__Task requirements__
Repeat every entry word for word, but leave the images out of your copy.

_ _ _ _ _ _ _

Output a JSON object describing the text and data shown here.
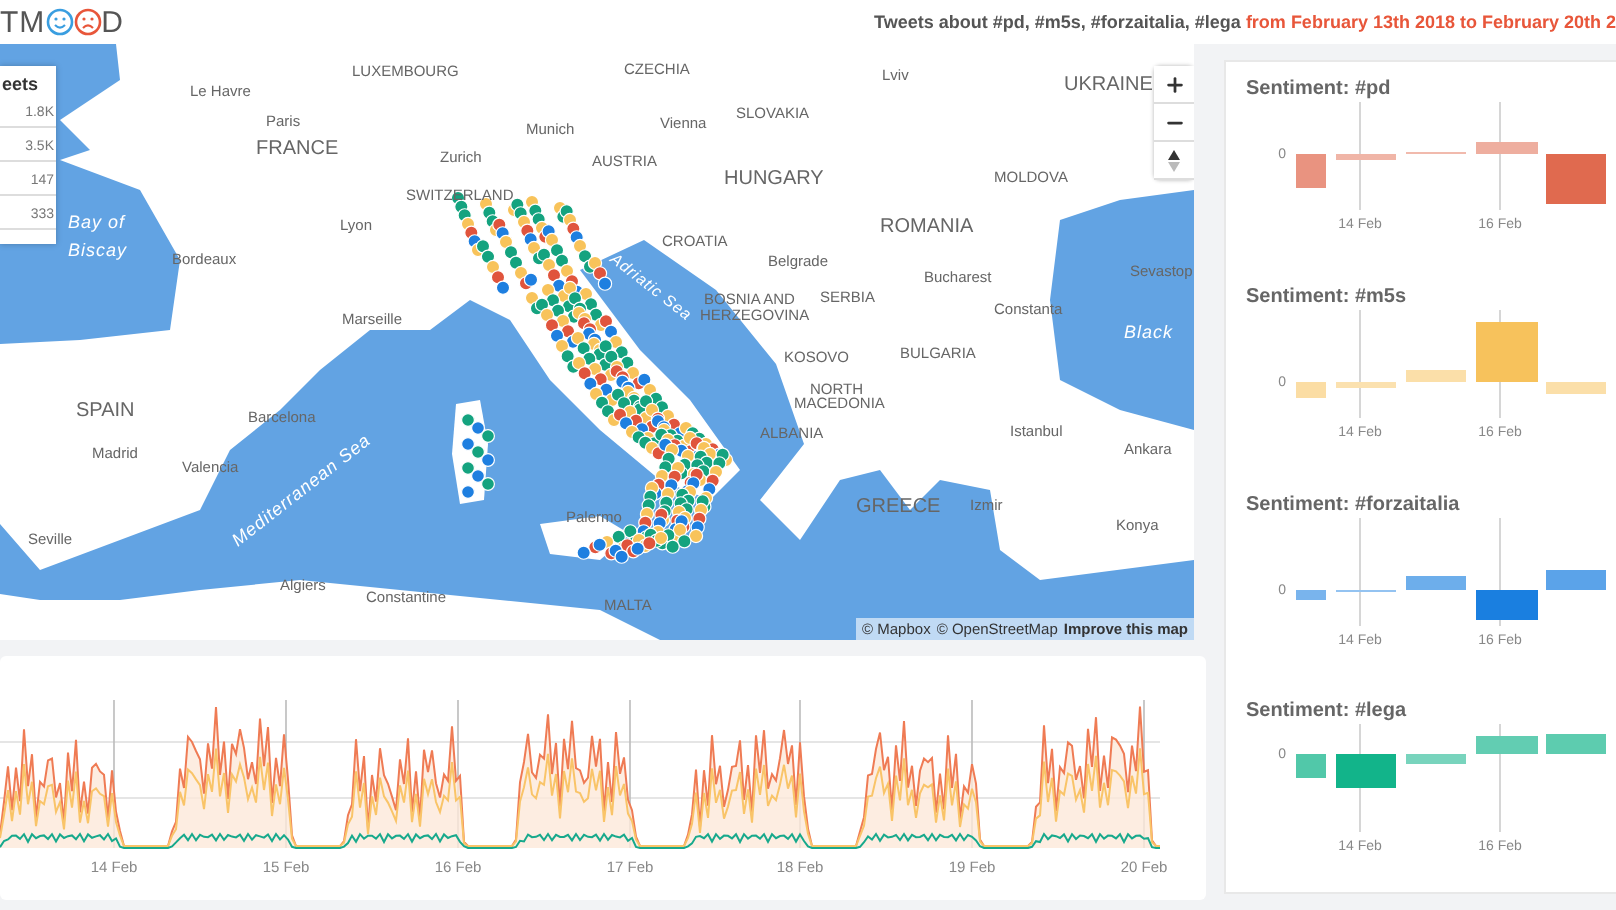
{
  "header": {
    "logo_before": "TM",
    "logo_after": "D",
    "title": "Tweets about #pd, #m5s, #forzaitalia, #lega",
    "range": "from February 13th 2018 to February 20th 2"
  },
  "map": {
    "places": [
      "LUXEMBOURG",
      "Le Havre",
      "Paris",
      "FRANCE",
      "Munich",
      "Zurich",
      "SWITZERLAND",
      "Lyon",
      "Bordeaux",
      "CZECHIA",
      "Lviv",
      "UKRAINE",
      "Vienna",
      "SLOVAKIA",
      "AUSTRIA",
      "HUNGARY",
      "MOLDOVA",
      "ROMANIA",
      "CROATIA",
      "Belgrade",
      "Bucharest",
      "Sevastop",
      "BOSNIA AND",
      "HERZEGOVINA",
      "SERBIA",
      "Constanta",
      "Marseille",
      "KOSOVO",
      "BULGARIA",
      "NORTH",
      "MACEDONIA",
      "SPAIN",
      "Barcelona",
      "Madrid",
      "Valencia",
      "ALBANIA",
      "Istanbul",
      "Ankara",
      "Palermo",
      "GREECE",
      "Izmir",
      "Konya",
      "Seville",
      "Algiers",
      "Constantine",
      "MALTA"
    ],
    "seas": [
      "Bay of",
      "Biscay",
      "Adriatic Sea",
      "Mediterranean Sea",
      "Black"
    ],
    "attribution": [
      "© Mapbox",
      "© OpenStreetMap",
      "Improve this map"
    ]
  },
  "legend": {
    "title": "eets",
    "values": [
      "1.8K",
      "3.5K",
      "147",
      "333"
    ]
  },
  "timeline": {
    "labels": [
      "14 Feb",
      "15 Feb",
      "16 Feb",
      "17 Feb",
      "18 Feb",
      "19 Feb",
      "20 Feb"
    ]
  },
  "sentiment": [
    {
      "title": "Sentiment: #pd",
      "color": "#e06a4f",
      "zero": "0",
      "labels": [
        "14 Feb",
        "16 Feb"
      ]
    },
    {
      "title": "Sentiment: #m5s",
      "color": "#f7c25c",
      "zero": "0",
      "labels": [
        "14 Feb",
        "16 Feb"
      ]
    },
    {
      "title": "Sentiment: #forzaitalia",
      "color": "#1a7fe0",
      "zero": "0",
      "labels": [
        "14 Feb",
        "16 Feb"
      ]
    },
    {
      "title": "Sentiment: #lega",
      "color": "#12b48a",
      "zero": "0",
      "labels": [
        "14 Feb",
        "16 Feb"
      ]
    }
  ]
}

_ _ _ _ _ _ _

__The completed task__
Output a JSON object describing the text and data shown here.
{
  "header": {
    "logo_before": "TM",
    "logo_after": "D",
    "title": "Tweets about #pd, #m5s, #forzaitalia, #lega",
    "range": "from February 13th 2018 to February 20th 2"
  },
  "map": {
    "places": [
      "LUXEMBOURG",
      "Le Havre",
      "Paris",
      "FRANCE",
      "Munich",
      "Zurich",
      "SWITZERLAND",
      "Lyon",
      "Bordeaux",
      "CZECHIA",
      "Lviv",
      "UKRAINE",
      "Vienna",
      "SLOVAKIA",
      "AUSTRIA",
      "HUNGARY",
      "MOLDOVA",
      "ROMANIA",
      "CROATIA",
      "Belgrade",
      "Bucharest",
      "Sevastop",
      "BOSNIA AND",
      "HERZEGOVINA",
      "SERBIA",
      "Constanta",
      "Marseille",
      "KOSOVO",
      "BULGARIA",
      "NORTH",
      "MACEDONIA",
      "SPAIN",
      "Barcelona",
      "Madrid",
      "Valencia",
      "ALBANIA",
      "Istanbul",
      "Ankara",
      "Palermo",
      "GREECE",
      "Izmir",
      "Konya",
      "Seville",
      "Algiers",
      "Constantine",
      "MALTA"
    ],
    "seas": [
      "Bay of",
      "Biscay",
      "Adriatic Sea",
      "Mediterranean Sea",
      "Black"
    ],
    "attribution": [
      "© Mapbox",
      "© OpenStreetMap",
      "Improve this map"
    ]
  },
  "legend": {
    "title": "eets",
    "values": [
      "1.8K",
      "3.5K",
      "147",
      "333"
    ]
  },
  "timeline": {
    "labels": [
      "14 Feb",
      "15 Feb",
      "16 Feb",
      "17 Feb",
      "18 Feb",
      "19 Feb",
      "20 Feb"
    ]
  },
  "sentiment": [
    {
      "title": "Sentiment: #pd",
      "color": "#e06a4f",
      "zero": "0",
      "labels": [
        "14 Feb",
        "16 Feb"
      ]
    },
    {
      "title": "Sentiment: #m5s",
      "color": "#f7c25c",
      "zero": "0",
      "labels": [
        "14 Feb",
        "16 Feb"
      ]
    },
    {
      "title": "Sentiment: #forzaitalia",
      "color": "#1a7fe0",
      "zero": "0",
      "labels": [
        "14 Feb",
        "16 Feb"
      ]
    },
    {
      "title": "Sentiment: #lega",
      "color": "#12b48a",
      "zero": "0",
      "labels": [
        "14 Feb",
        "16 Feb"
      ]
    }
  ]
}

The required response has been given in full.